• **DIRECTIVE**: The listing below should be copied in full, word for word.

═════ PROVIDED ENTRIES

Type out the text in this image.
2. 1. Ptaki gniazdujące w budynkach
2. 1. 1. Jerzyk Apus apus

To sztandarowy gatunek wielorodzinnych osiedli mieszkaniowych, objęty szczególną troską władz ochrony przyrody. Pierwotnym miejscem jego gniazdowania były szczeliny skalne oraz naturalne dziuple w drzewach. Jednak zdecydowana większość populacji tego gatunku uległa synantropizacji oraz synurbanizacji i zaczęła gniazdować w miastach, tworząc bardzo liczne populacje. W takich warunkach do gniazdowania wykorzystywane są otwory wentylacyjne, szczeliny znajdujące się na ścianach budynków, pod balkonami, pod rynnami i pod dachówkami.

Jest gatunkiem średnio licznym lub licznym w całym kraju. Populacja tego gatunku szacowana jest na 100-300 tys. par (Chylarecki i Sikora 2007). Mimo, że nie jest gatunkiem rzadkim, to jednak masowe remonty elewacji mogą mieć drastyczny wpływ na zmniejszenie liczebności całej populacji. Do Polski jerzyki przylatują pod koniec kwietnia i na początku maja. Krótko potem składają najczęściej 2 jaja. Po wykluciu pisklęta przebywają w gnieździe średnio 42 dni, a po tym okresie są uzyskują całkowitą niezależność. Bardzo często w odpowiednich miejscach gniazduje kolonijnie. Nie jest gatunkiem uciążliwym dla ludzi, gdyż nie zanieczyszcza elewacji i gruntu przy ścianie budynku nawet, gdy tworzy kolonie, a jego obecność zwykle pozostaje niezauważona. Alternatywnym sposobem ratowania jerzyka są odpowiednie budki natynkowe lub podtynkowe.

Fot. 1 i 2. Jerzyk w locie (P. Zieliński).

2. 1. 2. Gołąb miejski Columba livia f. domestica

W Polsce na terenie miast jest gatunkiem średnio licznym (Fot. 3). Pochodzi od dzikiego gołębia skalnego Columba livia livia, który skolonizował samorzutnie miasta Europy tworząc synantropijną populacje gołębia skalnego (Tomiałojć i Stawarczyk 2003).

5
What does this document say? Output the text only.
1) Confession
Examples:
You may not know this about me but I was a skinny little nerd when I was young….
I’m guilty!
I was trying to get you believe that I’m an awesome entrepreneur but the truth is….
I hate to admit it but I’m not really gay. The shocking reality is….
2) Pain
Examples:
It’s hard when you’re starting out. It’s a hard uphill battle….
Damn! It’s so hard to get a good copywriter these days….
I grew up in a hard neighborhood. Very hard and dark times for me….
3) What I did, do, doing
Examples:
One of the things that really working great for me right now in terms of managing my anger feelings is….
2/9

══════════

• **RESULT OF THE TASK**:
Type out the text in this image.
2. 1. Ptaki gniazdujące w budynkach
2. 1. 1. Jerzyk Apus apus

To sztandarowy gatunek wielorodzinnych osiedli mieszkaniowych, objęty szczególną troską władz ochrony przyrody. Pierwotnym miejscem jego gniazdowania były szczeliny skalne oraz naturalne dziuple w drzewach. Jednak zdecydowana większość populacji tego gatunku uległa synantropizacji oraz synurbanizacji i zaczęła gniazdować w miastach, tworząc bardzo liczne populacje. W takich warunkach do gniazdowania wykorzystywane są otwory wentylacyjne, szczeliny znajdujące się na ścianach budynków, pod balkonami, pod rynnami i pod dachówkami.

Jest gatunkiem średnio licznym lub licznym w całym kraju. Populacja tego gatunku szacowana jest na 100-300 tys. par (Chylarecki i Sikora 2007). Mimo, że nie jest gatunkiem rzadkim, to jednak masowe remonty elewacji mogą mieć drastyczny wpływ na zmniejszenie liczebności całej populacji. Do Polski jerzyki przylatują pod koniec kwietnia i na początku maja. Krótko potem składają najczęściej 2 jaja. Po wykluciu pisklęta przebywają w gnieździe średnio 42 dni, a po tym okresie są uzyskują całkowitą niezależność. Bardzo często w odpowiednich miejscach gniazduje kolonijnie. Nie jest gatunkiem uciążliwym dla ludzi, gdyż nie zanieczyszcza elewacji i gruntu przy ścianie budynku nawet, gdy tworzy kolonie, a jego obecność zwykle pozostaje niezauważona. Alternatywnym sposobem ratowania jerzyka są odpowiednie budki natynkowe lub podtynkowe.

Fot. 1 i 2. Jerzyk w locie (P. Zieliński).

2. 1. 2. Gołąb miejski Columba livia f. domestica

W Polsce na terenie miast jest gatunkiem średnio licznym (Fot. 3). Pochodzi od dzikiego gołębia skalnego Columba livia livia, który skolonizował samorzutnie miasta Europy tworząc synantropijną populacje gołębia skalnego (Tomiałojć i Stawarczyk 2003).

5
What does this document say? Output the text only.
1) Confession
Examples:
You may not know this about me but I was a skinny little nerd when I was young….
I’m guilty!
I was trying to get you believe that I’m an awesome entrepreneur but the truth is….
I hate to admit it but I’m not really gay. The shocking reality is….
2) Pain
Examples:
It’s hard when you’re starting out. It’s a hard uphill battle….
Damn! It’s so hard to get a good copywriter these days….
I grew up in a hard neighborhood. Very hard and dark times for me….
3) What I did, do, doing
Examples:
One of the things that really working great for me right now in terms of managing my anger feelings is….
2/9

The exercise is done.